Problem statement ▸ Reproduce the records that follow in full, excluding any picture they contain.

Data shown ▸
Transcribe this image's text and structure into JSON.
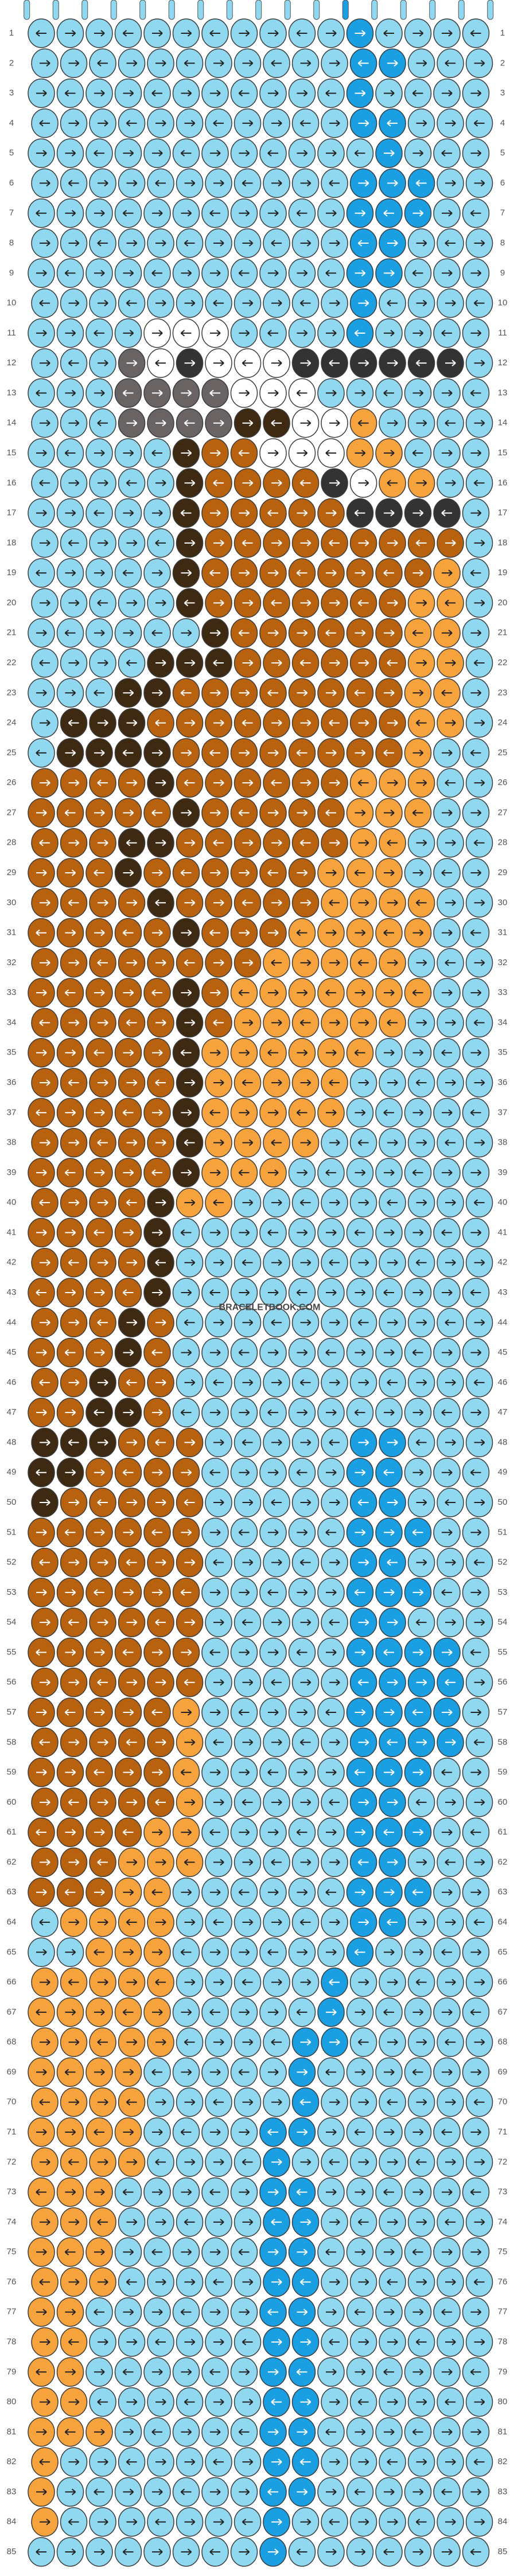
{
  "watermark": "BRACELETBOOK.COM",
  "palette": {
    "L": "#8fd8ef",
    "B": "#1a9fe3",
    "O": "#f6a33e",
    "R": "#b8620f",
    "D": "#3e2a12",
    "G": "#6a6363",
    "W": "#ffffff",
    "K": "#333333"
  },
  "rows": [
    {
      "number": "1",
      "knots": "LLLLLLLLLLLBLLLL"
    },
    {
      "number": "2",
      "knots": "LLLLLLLLLLLBBLLL"
    },
    {
      "number": "3",
      "knots": "LLLLLLLLLLLBLLLL"
    },
    {
      "number": "4",
      "knots": "LLLLLLLLLLLBBLLL"
    },
    {
      "number": "5",
      "knots": "LLLLLLLLLLLLBLLL"
    },
    {
      "number": "6",
      "knots": "LLLLLLLLLLLBBBLL"
    },
    {
      "number": "7",
      "knots": "LLLLLLLLLLLBBBLL"
    },
    {
      "number": "8",
      "knots": "LLLLLLLLLLLBBLLL"
    },
    {
      "number": "9",
      "knots": "LLLLLLLLLLLBBLLL"
    },
    {
      "number": "10",
      "knots": "LLLLLLLLLLLBLLLL"
    },
    {
      "number": "11",
      "knots": "LLLLWWWLLLLBLLLL"
    },
    {
      "number": "12",
      "knots": "LLLGWKWWWKKKKKKL"
    },
    {
      "number": "13",
      "knots": "LLLGGGGWWWLLLLLL"
    },
    {
      "number": "14",
      "knots": "LLLGGGGDDWWOLLLL"
    },
    {
      "number": "15",
      "knots": "LLLLLDRRWWWOOLLL"
    },
    {
      "number": "16",
      "knots": "LLLLLDRRRRKWOOLL"
    },
    {
      "number": "17",
      "knots": "LLLLLDRRRRRKKKKL"
    },
    {
      "number": "18",
      "knots": "LLLLLDRRRRRRRRRL"
    },
    {
      "number": "19",
      "knots": "LLLLLDRRRRRRRROL"
    },
    {
      "number": "20",
      "knots": "LLLLLDRRRRRRROOL"
    },
    {
      "number": "21",
      "knots": "LLLLLLDRRRRRROOL"
    },
    {
      "number": "22",
      "knots": "LLLLDDDRRRRRROOL"
    },
    {
      "number": "23",
      "knots": "LLLDDRRRRRRRROOL"
    },
    {
      "number": "24",
      "knots": "LDDDRRRRRRRRROOL"
    },
    {
      "number": "25",
      "knots": "LDDDDRRRRRRRROLL"
    },
    {
      "number": "26",
      "knots": "RRRRDRRRRRROOOLL"
    },
    {
      "number": "27",
      "knots": "RRRRRDRRRRROOOLL"
    },
    {
      "number": "28",
      "knots": "RRRDDRRRRRROOLLL"
    },
    {
      "number": "29",
      "knots": "RRRDRRRRRROOOLLL"
    },
    {
      "number": "30",
      "knots": "RRRRDRRRRROOOOLL"
    },
    {
      "number": "31",
      "knots": "RRRRRDRRROOOOOLL"
    },
    {
      "number": "32",
      "knots": "RRRRRRRROOOOOLLL"
    },
    {
      "number": "33",
      "knots": "RRRRRDROOOOOOOLL"
    },
    {
      "number": "34",
      "knots": "RRRRRDROOOOOOLLL"
    },
    {
      "number": "35",
      "knots": "RRRRRDOOOOOOLLLL"
    },
    {
      "number": "36",
      "knots": "RRRRRDOOOOOLLLLL"
    },
    {
      "number": "37",
      "knots": "RRRRRDOOOOOLLLLL"
    },
    {
      "number": "38",
      "knots": "RRRRRDOOOOLLLLLL"
    },
    {
      "number": "39",
      "knots": "RRRRRDOOOLLLLLLL"
    },
    {
      "number": "40",
      "knots": "RRRRDOOLLLLLLLLL"
    },
    {
      "number": "41",
      "knots": "RRRRDLLLLLLLLLLL"
    },
    {
      "number": "42",
      "knots": "RRRRDLLLLLLLLLLL"
    },
    {
      "number": "43",
      "knots": "RRRRDLLLLLLLLLLL"
    },
    {
      "number": "44",
      "knots": "RRRDRLLLLLLLLLLL"
    },
    {
      "number": "45",
      "knots": "RRRDRLLLLLLLLLLL"
    },
    {
      "number": "46",
      "knots": "RRDRRLLLLLLLLLLL"
    },
    {
      "number": "47",
      "knots": "RRDDRLLLLLLLLLLL"
    },
    {
      "number": "48",
      "knots": "DDDRRRLLLLLBBLLL"
    },
    {
      "number": "49",
      "knots": "DDRRRRLLLLLBBLLL"
    },
    {
      "number": "50",
      "knots": "DRRRRRLLLLLBBLLL"
    },
    {
      "number": "51",
      "knots": "RRRRRRLLLLLBBBLL"
    },
    {
      "number": "52",
      "knots": "RRRRRRLLLLLBBLLL"
    },
    {
      "number": "53",
      "knots": "RRRRRRLLLLLBBBLL"
    },
    {
      "number": "54",
      "knots": "RRRRRRLLLLLBBLLL"
    },
    {
      "number": "55",
      "knots": "RRRRRRLLLLLBBBBL"
    },
    {
      "number": "56",
      "knots": "RRRRRRLLLLLBBBBL"
    },
    {
      "number": "57",
      "knots": "RRRRROLLLLLBBBBL"
    },
    {
      "number": "58",
      "knots": "RRRRROLLLLLBBBBL"
    },
    {
      "number": "59",
      "knots": "RRRRROLLLLLBBBLL"
    },
    {
      "number": "60",
      "knots": "RRRRROLLLLLBBLLL"
    },
    {
      "number": "61",
      "knots": "RRRROOLLLLLBBBLL"
    },
    {
      "number": "62",
      "knots": "RRROOOLLLLLBBLLL"
    },
    {
      "number": "63",
      "knots": "RRROOLLLLLLBBBLL"
    },
    {
      "number": "64",
      "knots": "LOOOOLLLLLLBBLLL"
    },
    {
      "number": "65",
      "knots": "LLOOOLLLLLLBLLLL"
    },
    {
      "number": "66",
      "knots": "OOOOOLLLLLBLLLLL"
    },
    {
      "number": "67",
      "knots": "OOOOOLLLLLBLLLLL"
    },
    {
      "number": "68",
      "knots": "OOOOOLLLLBBLLLLL"
    },
    {
      "number": "69",
      "knots": "OOOOLLLLLBLLLLLL"
    },
    {
      "number": "70",
      "knots": "OOOOLLLLLBLLLLLL"
    },
    {
      "number": "71",
      "knots": "OOOOLLLLBBLLLLLL"
    },
    {
      "number": "72",
      "knots": "OOOOLLLLBLLLLLLL"
    },
    {
      "number": "73",
      "knots": "OOOLLLLLBBLLLLLL"
    },
    {
      "number": "74",
      "knots": "OOOLLLLLBBLLLLLL"
    },
    {
      "number": "75",
      "knots": "OOOLLLLLBBLLLLLL"
    },
    {
      "number": "76",
      "knots": "OOOLLLLLBBLLLLLL"
    },
    {
      "number": "77",
      "knots": "OOLLLLLLBBLLLLLL"
    },
    {
      "number": "78",
      "knots": "OOLLLLLLBBLLLLLL"
    },
    {
      "number": "79",
      "knots": "OOLLLLLLBBLLLLLL"
    },
    {
      "number": "80",
      "knots": "OOLLLLLLBBLLLLLL"
    },
    {
      "number": "81",
      "knots": "OOOLLLLLBBLLLLLL"
    },
    {
      "number": "82",
      "knots": "OLLLLLLLBBLLLLLL"
    },
    {
      "number": "83",
      "knots": "OLLLLLLLBBLLLLLL"
    },
    {
      "number": "84",
      "knots": "OLLLLLLLBLLLLLLL"
    },
    {
      "number": "85",
      "knots": "LLLLLLLLBLLLLLLL"
    }
  ]
}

Response for this exercise ▸
Transcribe this image's text and structure into JSON.
{
  "watermark": "BRACELETBOOK.COM",
  "palette": {
    "L": "#8fd8ef",
    "B": "#1a9fe3",
    "O": "#f6a33e",
    "R": "#b8620f",
    "D": "#3e2a12",
    "G": "#6a6363",
    "W": "#ffffff",
    "K": "#333333"
  },
  "rows": [
    {
      "number": "1",
      "knots": "LLLLLLLLLLLBLLLL"
    },
    {
      "number": "2",
      "knots": "LLLLLLLLLLLBBLLL"
    },
    {
      "number": "3",
      "knots": "LLLLLLLLLLLBLLLL"
    },
    {
      "number": "4",
      "knots": "LLLLLLLLLLLBBLLL"
    },
    {
      "number": "5",
      "knots": "LLLLLLLLLLLLBLLL"
    },
    {
      "number": "6",
      "knots": "LLLLLLLLLLLBBBLL"
    },
    {
      "number": "7",
      "knots": "LLLLLLLLLLLBBBLL"
    },
    {
      "number": "8",
      "knots": "LLLLLLLLLLLBBLLL"
    },
    {
      "number": "9",
      "knots": "LLLLLLLLLLLBBLLL"
    },
    {
      "number": "10",
      "knots": "LLLLLLLLLLLBLLLL"
    },
    {
      "number": "11",
      "knots": "LLLLWWWLLLLBLLLL"
    },
    {
      "number": "12",
      "knots": "LLLGWKWWWKKKKKKL"
    },
    {
      "number": "13",
      "knots": "LLLGGGGWWWLLLLLL"
    },
    {
      "number": "14",
      "knots": "LLLGGGGDDWWOLLLL"
    },
    {
      "number": "15",
      "knots": "LLLLLDRRWWWOOLLL"
    },
    {
      "number": "16",
      "knots": "LLLLLDRRRRKWOOLL"
    },
    {
      "number": "17",
      "knots": "LLLLLDRRRRRKKKKL"
    },
    {
      "number": "18",
      "knots": "LLLLLDRRRRRRRRRL"
    },
    {
      "number": "19",
      "knots": "LLLLLDRRRRRRRROL"
    },
    {
      "number": "20",
      "knots": "LLLLLDRRRRRRROOL"
    },
    {
      "number": "21",
      "knots": "LLLLLLDRRRRRROOL"
    },
    {
      "number": "22",
      "knots": "LLLLDDDRRRRRROOL"
    },
    {
      "number": "23",
      "knots": "LLLDDRRRRRRRROOL"
    },
    {
      "number": "24",
      "knots": "LDDDRRRRRRRRROOL"
    },
    {
      "number": "25",
      "knots": "LDDDDRRRRRRRROLL"
    },
    {
      "number": "26",
      "knots": "RRRRDRRRRRROOOLL"
    },
    {
      "number": "27",
      "knots": "RRRRRDRRRRROOOLL"
    },
    {
      "number": "28",
      "knots": "RRRDDRRRRRROOLLL"
    },
    {
      "number": "29",
      "knots": "RRRDRRRRRROOOLLL"
    },
    {
      "number": "30",
      "knots": "RRRRDRRRRROOOOLL"
    },
    {
      "number": "31",
      "knots": "RRRRRDRRROOOOOLL"
    },
    {
      "number": "32",
      "knots": "RRRRRRRROOOOOLLL"
    },
    {
      "number": "33",
      "knots": "RRRRRDROOOOOOOLL"
    },
    {
      "number": "34",
      "knots": "RRRRRDROOOOOOLLL"
    },
    {
      "number": "35",
      "knots": "RRRRRDOOOOOOLLLL"
    },
    {
      "number": "36",
      "knots": "RRRRRDOOOOOLLLLL"
    },
    {
      "number": "37",
      "knots": "RRRRRDOOOOOLLLLL"
    },
    {
      "number": "38",
      "knots": "RRRRRDOOOOLLLLLL"
    },
    {
      "number": "39",
      "knots": "RRRRRDOOOLLLLLLL"
    },
    {
      "number": "40",
      "knots": "RRRRDOOLLLLLLLLL"
    },
    {
      "number": "41",
      "knots": "RRRRDLLLLLLLLLLL"
    },
    {
      "number": "42",
      "knots": "RRRRDLLLLLLLLLLL"
    },
    {
      "number": "43",
      "knots": "RRRRDLLLLLLLLLLL"
    },
    {
      "number": "44",
      "knots": "RRRDRLLLLLLLLLLL"
    },
    {
      "number": "45",
      "knots": "RRRDRLLLLLLLLLLL"
    },
    {
      "number": "46",
      "knots": "RRDRRLLLLLLLLLLL"
    },
    {
      "number": "47",
      "knots": "RRDDRLLLLLLLLLLL"
    },
    {
      "number": "48",
      "knots": "DDDRRRLLLLLBBLLL"
    },
    {
      "number": "49",
      "knots": "DDRRRRLLLLLBBLLL"
    },
    {
      "number": "50",
      "knots": "DRRRRRLLLLLBBLLL"
    },
    {
      "number": "51",
      "knots": "RRRRRRLLLLLBBBLL"
    },
    {
      "number": "52",
      "knots": "RRRRRRLLLLLBBLLL"
    },
    {
      "number": "53",
      "knots": "RRRRRRLLLLLBBBLL"
    },
    {
      "number": "54",
      "knots": "RRRRRRLLLLLBBLLL"
    },
    {
      "number": "55",
      "knots": "RRRRRRLLLLLBBBBL"
    },
    {
      "number": "56",
      "knots": "RRRRRRLLLLLBBBBL"
    },
    {
      "number": "57",
      "knots": "RRRRROLLLLLBBBBL"
    },
    {
      "number": "58",
      "knots": "RRRRROLLLLLBBBBL"
    },
    {
      "number": "59",
      "knots": "RRRRROLLLLLBBBLL"
    },
    {
      "number": "60",
      "knots": "RRRRROLLLLLBBLLL"
    },
    {
      "number": "61",
      "knots": "RRRROOLLLLLBBBLL"
    },
    {
      "number": "62",
      "knots": "RRROOOLLLLLBBLLL"
    },
    {
      "number": "63",
      "knots": "RRROOLLLLLLBBBLL"
    },
    {
      "number": "64",
      "knots": "LOOOOLLLLLLBBLLL"
    },
    {
      "number": "65",
      "knots": "LLOOOLLLLLLBLLLL"
    },
    {
      "number": "66",
      "knots": "OOOOOLLLLLBLLLLL"
    },
    {
      "number": "67",
      "knots": "OOOOOLLLLLBLLLLL"
    },
    {
      "number": "68",
      "knots": "OOOOOLLLLBBLLLLL"
    },
    {
      "number": "69",
      "knots": "OOOOLLLLLBLLLLLL"
    },
    {
      "number": "70",
      "knots": "OOOOLLLLLBLLLLLL"
    },
    {
      "number": "71",
      "knots": "OOOOLLLLBBLLLLLL"
    },
    {
      "number": "72",
      "knots": "OOOOLLLLBLLLLLLL"
    },
    {
      "number": "73",
      "knots": "OOOLLLLLBBLLLLLL"
    },
    {
      "number": "74",
      "knots": "OOOLLLLLBBLLLLLL"
    },
    {
      "number": "75",
      "knots": "OOOLLLLLBBLLLLLL"
    },
    {
      "number": "76",
      "knots": "OOOLLLLLBBLLLLLL"
    },
    {
      "number": "77",
      "knots": "OOLLLLLLBBLLLLLL"
    },
    {
      "number": "78",
      "knots": "OOLLLLLLBBLLLLLL"
    },
    {
      "number": "79",
      "knots": "OOLLLLLLBBLLLLLL"
    },
    {
      "number": "80",
      "knots": "OOLLLLLLBBLLLLLL"
    },
    {
      "number": "81",
      "knots": "OOOLLLLLBBLLLLLL"
    },
    {
      "number": "82",
      "knots": "OLLLLLLLBBLLLLLL"
    },
    {
      "number": "83",
      "knots": "OLLLLLLLBBLLLLLL"
    },
    {
      "number": "84",
      "knots": "OLLLLLLLBLLLLLLL"
    },
    {
      "number": "85",
      "knots": "LLLLLLLLBLLLLLLL"
    }
  ]
}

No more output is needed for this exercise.